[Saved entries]
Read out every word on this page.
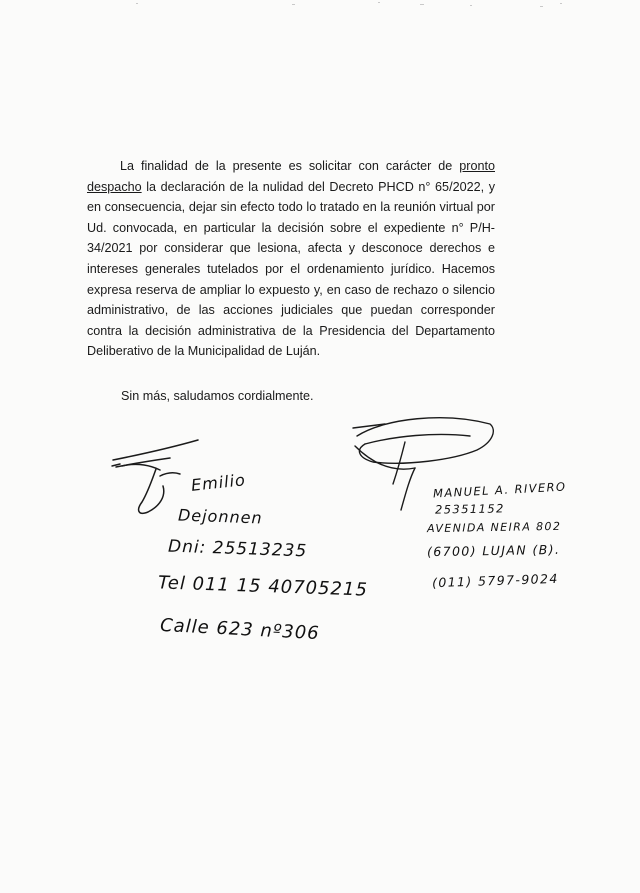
La finalidad de la presente es solicitar con carácter de pronto despacho la declaración de la nulidad del Decreto PHCD n° 65/2022, y en consecuencia, dejar sin efecto todo lo tratado en la reunión virtual por Ud. convocada, en particular la decisión sobre el expediente n° P/H-34/2021 por considerar que lesiona, afecta y desconoce derechos e intereses generales tutelados por el ordenamiento jurídico. Hacemos expresa reserva de ampliar lo expuesto y, en caso de rechazo o silencio administrativo, de las acciones judiciales que puedan corresponder contra la decisión administrativa de la Presidencia del Departamento Deliberativo de la Municipalidad de Luján.

Sin más, saludamos cordialmente.

Emilio
Dejonnen
Dni: 25513235
Tel 011 15 40705215
Calle 623 nº306
MANUEL A. RIVERO
25351152
AVENIDA NEIRA 802
(6700) LUJAN (B).
(011) 5797-9024
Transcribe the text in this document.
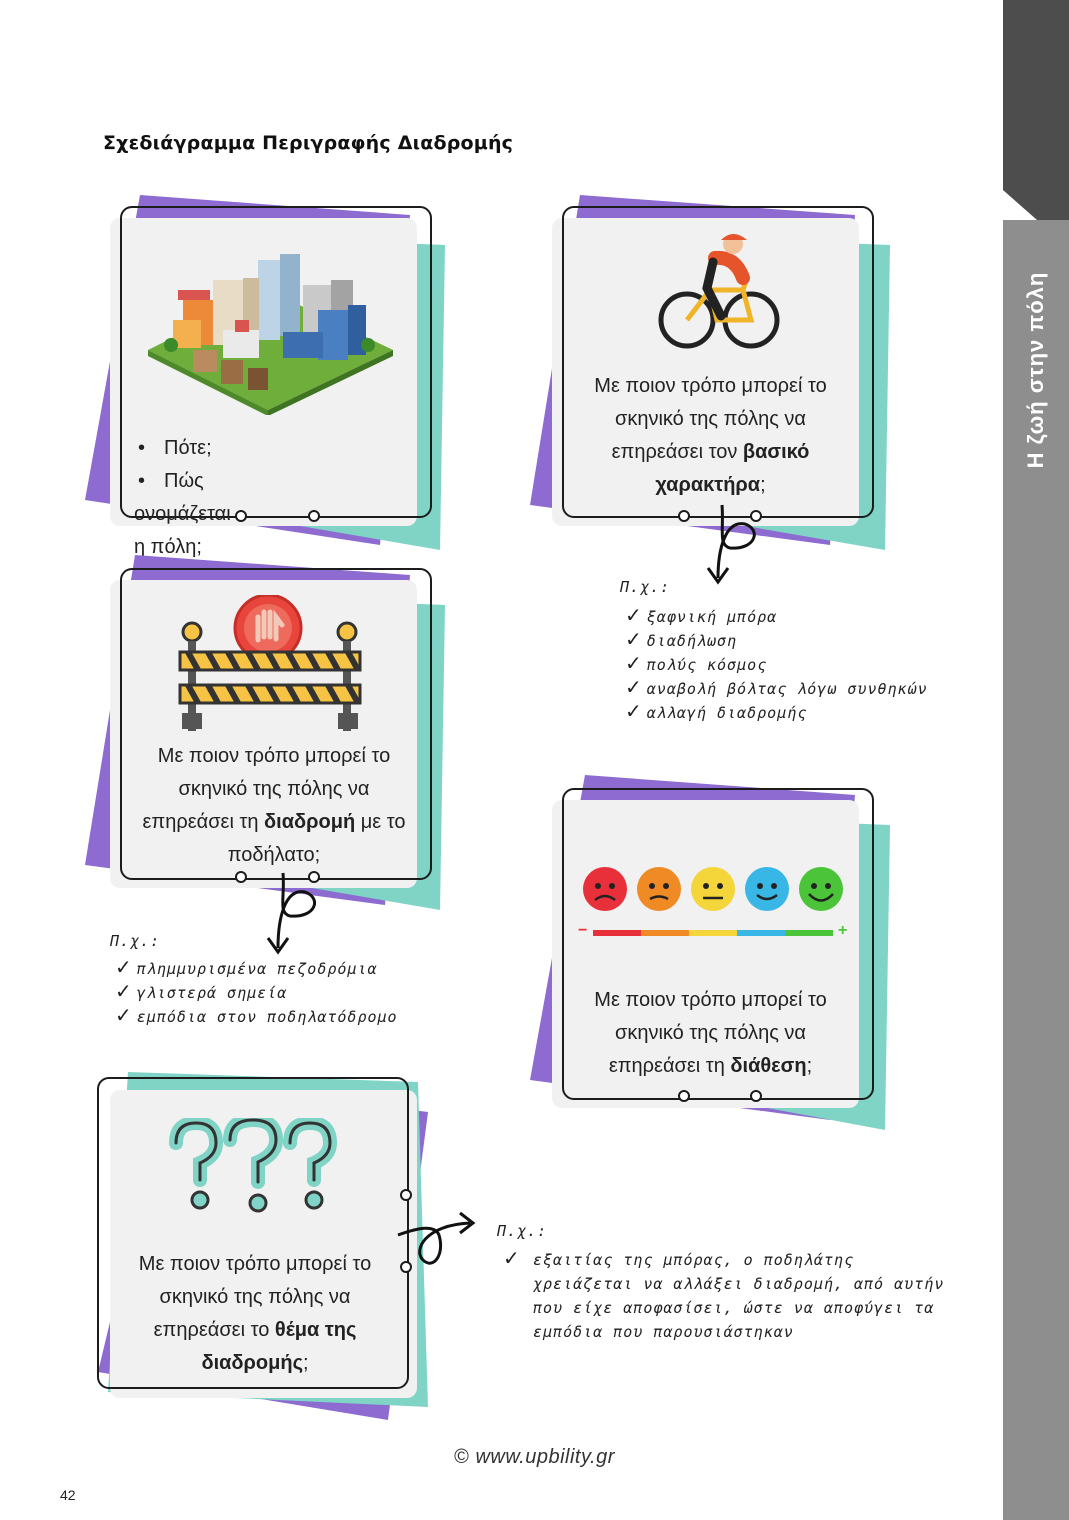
Η ζωή στην πόλη
Σχεδιάγραμμα Περιγραφής Διαδρομής
• Πότε;
• Πώς ονομάζεται η πόλη;
Με ποιον τρόπο μπορεί το σκηνικό της πόλης να επηρεάσει τον βασικό χαρακτήρα;
Π.χ.:
✓ ξαφνική μπόρα
✓ διαδήλωση
✓ πολύς κόσμος
✓ αναβολή βόλτας λόγω συνθηκών
✓ αλλαγή διαδρομής
Με ποιον τρόπο μπορεί το σκηνικό της πόλης να επηρεάσει τη διαδρομή με το ποδήλατο;
Π.χ.:
✓ πλημμυρισμένα πεζοδρόμια
✓ γλιστερά σημεία
✓ εμπόδια στον ποδηλατόδρομο
−	+
Με ποιον τρόπο μπορεί το σκηνικό της πόλης να επηρεάσει τη διάθεση;
Με ποιον τρόπο μπορεί το σκηνικό της πόλης να επηρεάσει το θέμα της διαδρομής;
Π.χ.:
✓ εξαιτίας της μπόρας, ο ποδηλάτης χρειάζεται να αλλάξει διαδρομή, από αυτήν που είχε αποφασίσει, ώστε να αποφύγει τα εμπόδια που παρουσιάστηκαν
© www.upbility.gr
42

▸ **Instructions for the task**
Filter the data for the string "ποιον" and copy every line that has it.

▸ **Complete output**
Με ποιον τρόπο μπορεί το σκηνικό της πόλης να επηρεάσει τον βασικό χαρακτήρα;
Με ποιον τρόπο μπορεί το σκηνικό της πόλης να επηρεάσει τη διαδρομή με το ποδήλατο;
Με ποιον τρόπο μπορεί το σκηνικό της πόλης να επηρεάσει τη διάθεση;
Με ποιον τρόπο μπορεί το σκηνικό της πόλης να επηρεάσει το θέμα της διαδρομής;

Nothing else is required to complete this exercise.